* **DATASET RECORDS**
* Start *

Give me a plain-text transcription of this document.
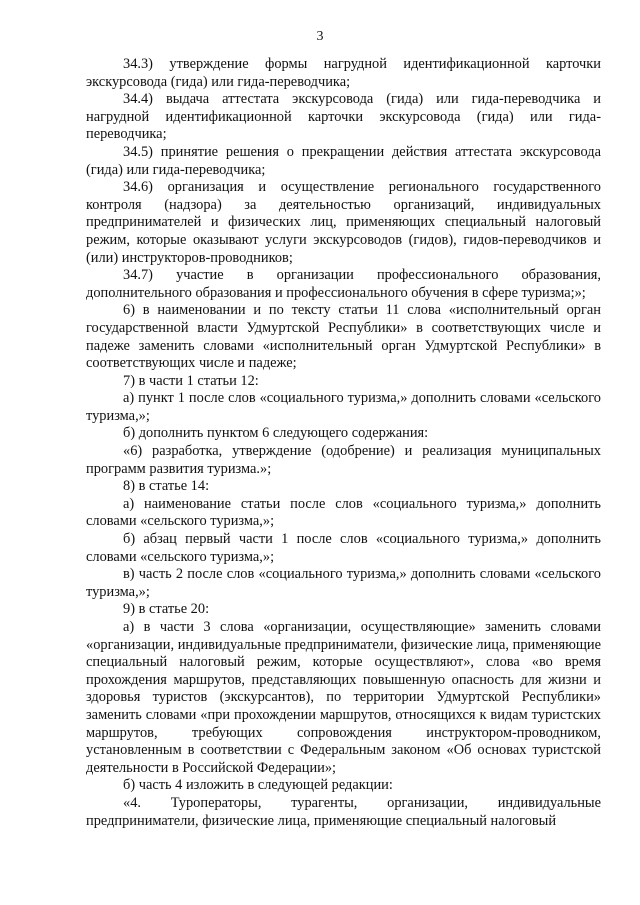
3

34.3) утверждение формы нагрудной идентификационной карточки экскурсовода (гида) или гида-переводчика;

34.4) выдача аттестата экскурсовода (гида) или гида-переводчика и нагрудной идентификационной карточки экскурсовода (гида) или гида-переводчика;

34.5) принятие решения о прекращении действия аттестата экскурсовода (гида) или гида-переводчика;

34.6) организация и осуществление регионального государственного контроля (надзора) за деятельностью организаций, индивидуальных предпринимателей и физических лиц, применяющих специальный налоговый режим, которые оказывают услуги экскурсоводов (гидов), гидов-переводчиков и (или) инструкторов-проводников;

34.7) участие в организации профессионального образования, дополнительного образования и профессионального обучения в сфере туризма;»;

6) в наименовании и по тексту статьи 11 слова «исполнительный орган государственной власти Удмуртской Республики» в соответствующих числе и падеже заменить словами «исполнительный орган Удмуртской Республики» в соответствующих числе и падеже;

7) в части 1 статьи 12:

а) пункт 1 после слов «социального туризма,» дополнить словами «сельского туризма,»;

б) дополнить пунктом 6 следующего содержания:

«6) разработка, утверждение (одобрение) и реализация муниципальных программ развития туризма.»;

8) в статье 14:

а) наименование статьи после слов «социального туризма,» дополнить словами «сельского туризма,»;

б) абзац первый части 1 после слов «социального туризма,» дополнить словами «сельского туризма,»;

в) часть 2 после слов «социального туризма,» дополнить словами «сельского туризма,»;

9) в статье 20:

а) в части 3 слова «организации, осуществляющие» заменить словами «организации, индивидуальные предприниматели, физические лица, применяющие специальный налоговый режим, которые осуществляют», слова «во время прохождения маршрутов, представляющих повышенную опасность для жизни и здоровья туристов (экскурсантов), по территории Удмуртской Республики» заменить словами «при прохождении маршрутов, относящихся к видам туристских маршрутов, требующих сопровождения инструктором-проводником, установленным в соответствии с Федеральным законом «Об основах туристской деятельности в Российской Федерации»;

б) часть 4 изложить в следующей редакции:

«4. Туроператоры, турагенты, организации, индивидуальные предприниматели, физические лица, применяющие специальный налоговый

* End *

* **EXERCISE REQUIREMENTS**
Go through the material above and copy each line that has the word "часть".

* **RESULT OF THE EXERCISE**
в) часть 2 после слов «социального туризма,» дополнить словами «сельского туризма,»;
б) часть 4 изложить в следующей редакции:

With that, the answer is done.